## Records for processing
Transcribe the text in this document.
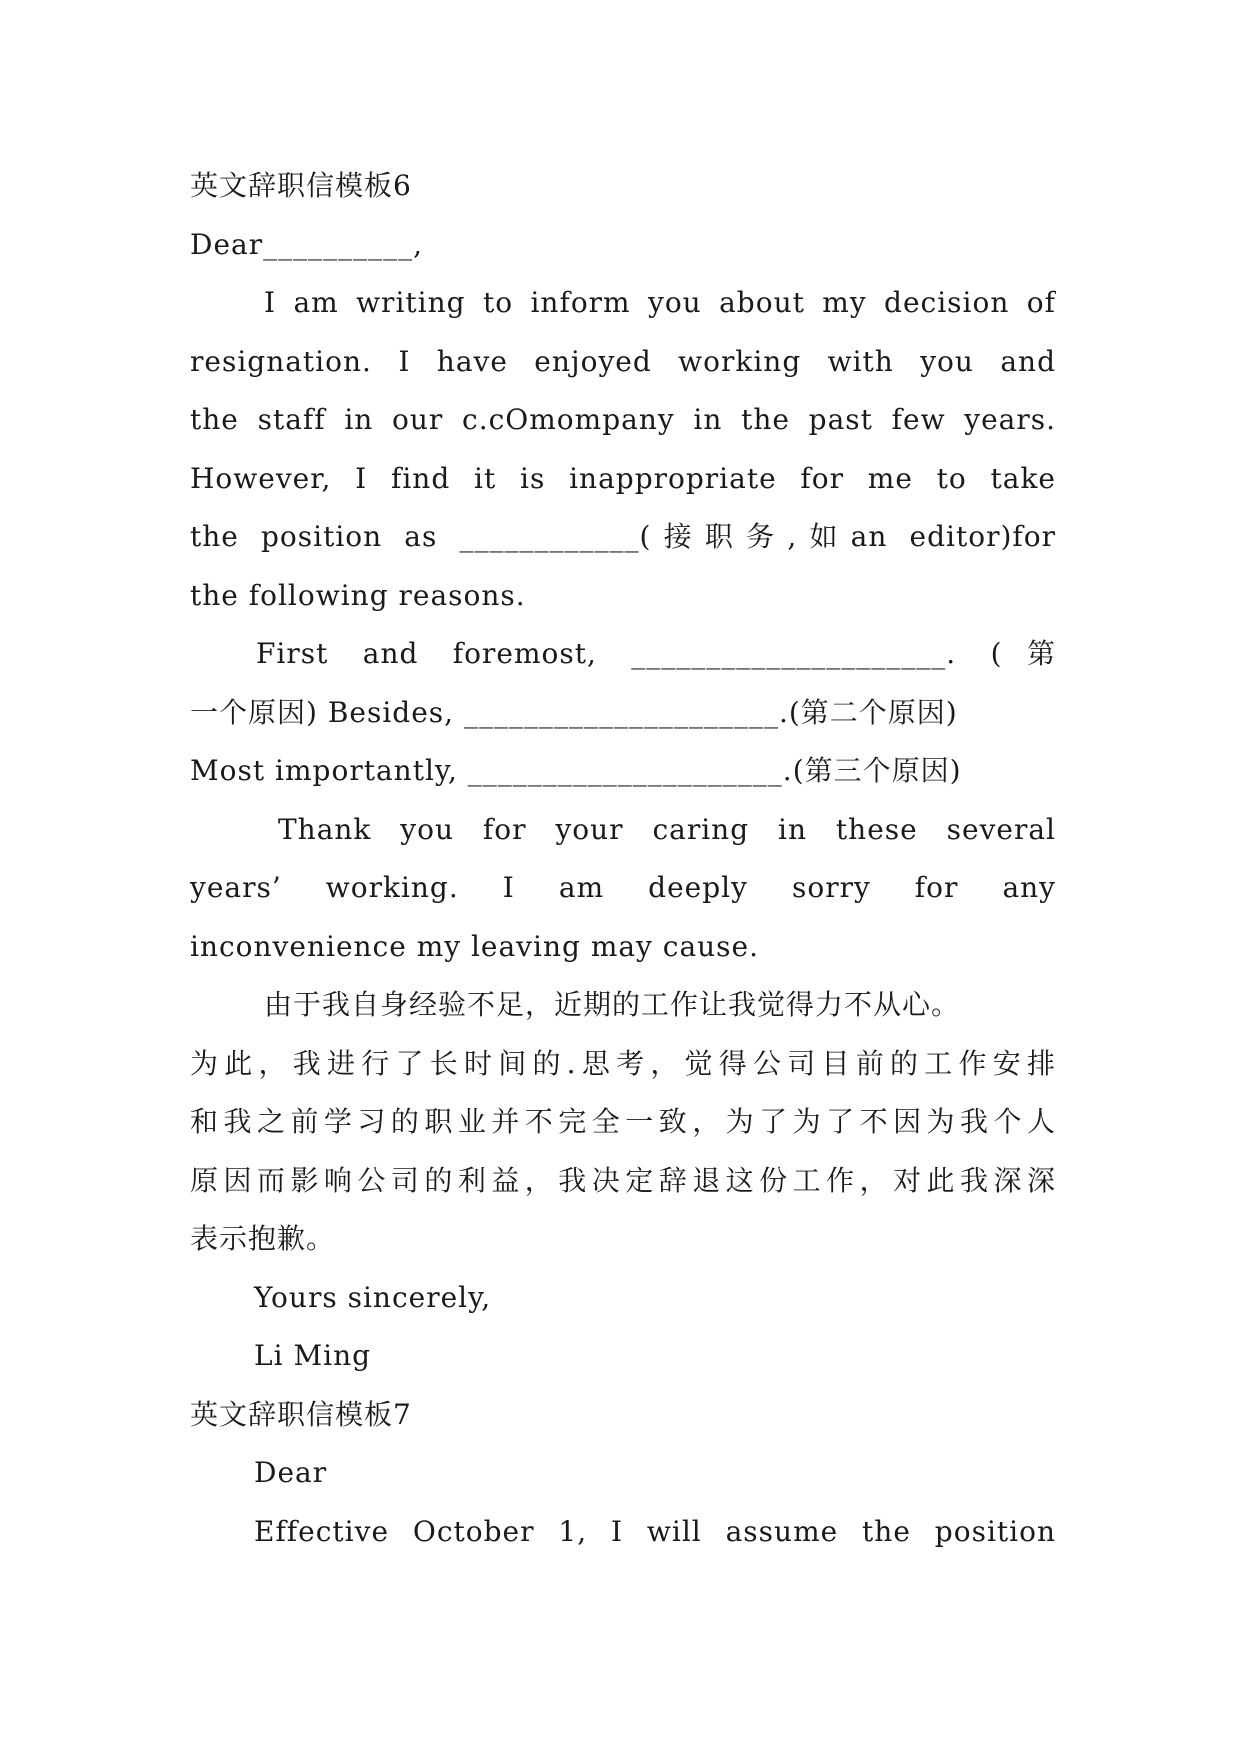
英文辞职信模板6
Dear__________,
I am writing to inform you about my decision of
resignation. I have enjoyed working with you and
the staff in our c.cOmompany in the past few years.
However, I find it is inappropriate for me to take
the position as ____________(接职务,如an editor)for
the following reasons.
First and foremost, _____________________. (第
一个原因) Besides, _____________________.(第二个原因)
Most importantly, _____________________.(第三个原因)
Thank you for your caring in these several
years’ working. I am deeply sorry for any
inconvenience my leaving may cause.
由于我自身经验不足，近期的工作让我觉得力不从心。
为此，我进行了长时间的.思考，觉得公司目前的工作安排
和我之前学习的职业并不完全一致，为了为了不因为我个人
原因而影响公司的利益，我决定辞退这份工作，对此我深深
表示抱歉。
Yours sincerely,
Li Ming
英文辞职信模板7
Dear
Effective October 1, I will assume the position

* * *

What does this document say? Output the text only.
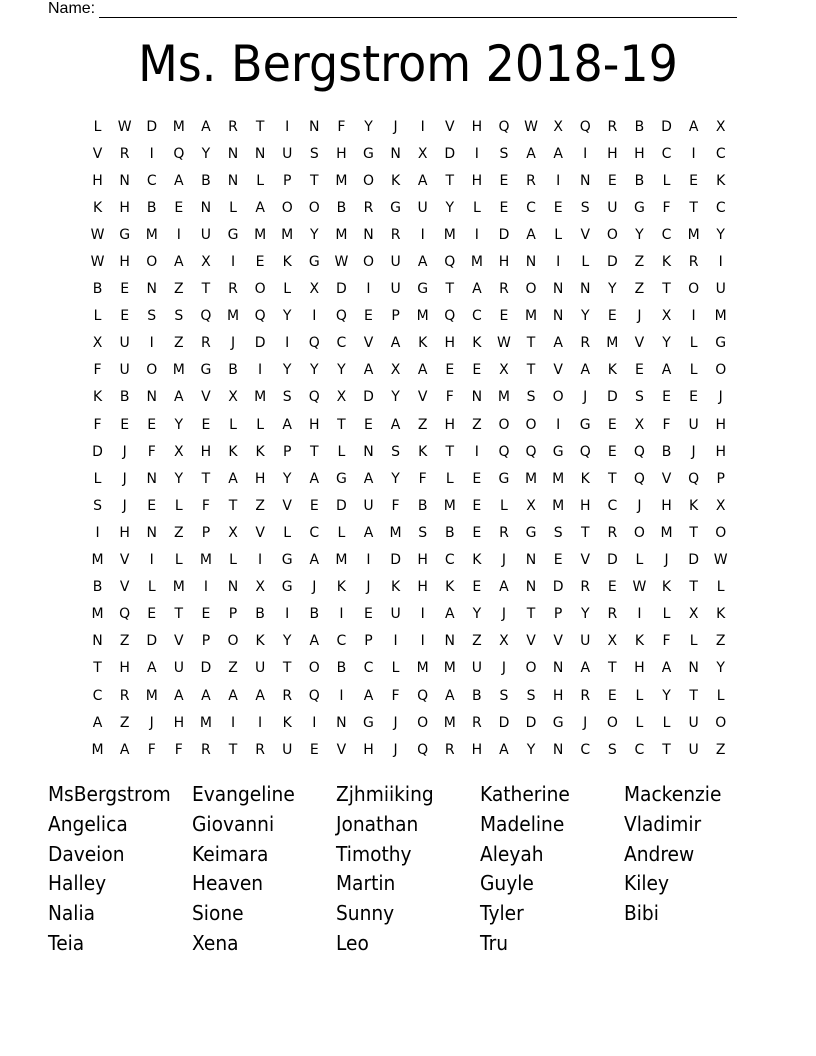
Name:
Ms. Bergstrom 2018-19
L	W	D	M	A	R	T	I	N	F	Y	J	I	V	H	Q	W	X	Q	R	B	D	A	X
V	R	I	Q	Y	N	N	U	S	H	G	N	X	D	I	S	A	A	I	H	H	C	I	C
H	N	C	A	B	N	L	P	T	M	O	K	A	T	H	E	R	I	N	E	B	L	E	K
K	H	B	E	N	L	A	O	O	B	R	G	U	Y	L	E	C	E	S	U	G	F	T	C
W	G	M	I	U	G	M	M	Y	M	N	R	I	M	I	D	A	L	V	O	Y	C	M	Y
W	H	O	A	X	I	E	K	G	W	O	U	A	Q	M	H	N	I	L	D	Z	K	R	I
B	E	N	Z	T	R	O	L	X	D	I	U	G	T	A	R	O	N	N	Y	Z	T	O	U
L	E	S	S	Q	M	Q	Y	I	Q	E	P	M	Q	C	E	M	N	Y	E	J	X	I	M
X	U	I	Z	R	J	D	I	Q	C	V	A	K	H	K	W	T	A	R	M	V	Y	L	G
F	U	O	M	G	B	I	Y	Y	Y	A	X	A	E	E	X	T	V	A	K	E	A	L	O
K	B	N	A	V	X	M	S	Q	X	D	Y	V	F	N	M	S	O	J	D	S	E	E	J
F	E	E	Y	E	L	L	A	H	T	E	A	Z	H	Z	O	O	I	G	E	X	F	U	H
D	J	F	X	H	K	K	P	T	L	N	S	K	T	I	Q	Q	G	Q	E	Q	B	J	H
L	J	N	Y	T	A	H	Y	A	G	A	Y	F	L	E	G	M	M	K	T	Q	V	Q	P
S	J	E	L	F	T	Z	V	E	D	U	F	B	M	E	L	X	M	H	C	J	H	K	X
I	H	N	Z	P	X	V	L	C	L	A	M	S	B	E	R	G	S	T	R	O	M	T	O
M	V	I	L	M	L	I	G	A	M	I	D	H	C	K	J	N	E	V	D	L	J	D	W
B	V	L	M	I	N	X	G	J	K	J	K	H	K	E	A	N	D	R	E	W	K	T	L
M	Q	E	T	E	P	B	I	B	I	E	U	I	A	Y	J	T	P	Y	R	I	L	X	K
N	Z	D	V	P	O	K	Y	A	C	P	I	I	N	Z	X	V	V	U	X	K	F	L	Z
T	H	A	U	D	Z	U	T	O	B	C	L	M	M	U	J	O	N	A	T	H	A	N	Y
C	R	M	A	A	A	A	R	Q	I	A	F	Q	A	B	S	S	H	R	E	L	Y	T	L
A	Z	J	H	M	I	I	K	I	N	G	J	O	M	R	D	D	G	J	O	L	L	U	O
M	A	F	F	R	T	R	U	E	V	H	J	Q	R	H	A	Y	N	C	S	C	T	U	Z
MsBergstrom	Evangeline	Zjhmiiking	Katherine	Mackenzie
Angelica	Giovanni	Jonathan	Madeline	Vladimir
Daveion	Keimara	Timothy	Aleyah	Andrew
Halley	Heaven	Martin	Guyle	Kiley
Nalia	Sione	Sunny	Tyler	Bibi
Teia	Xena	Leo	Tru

## Problem statement
Select from the material above each line in which the string "years" appears, and list those lines.

## Task solution
the staff in our c.cOmompany in the past few years.
years’ working. I am deeply sorry for any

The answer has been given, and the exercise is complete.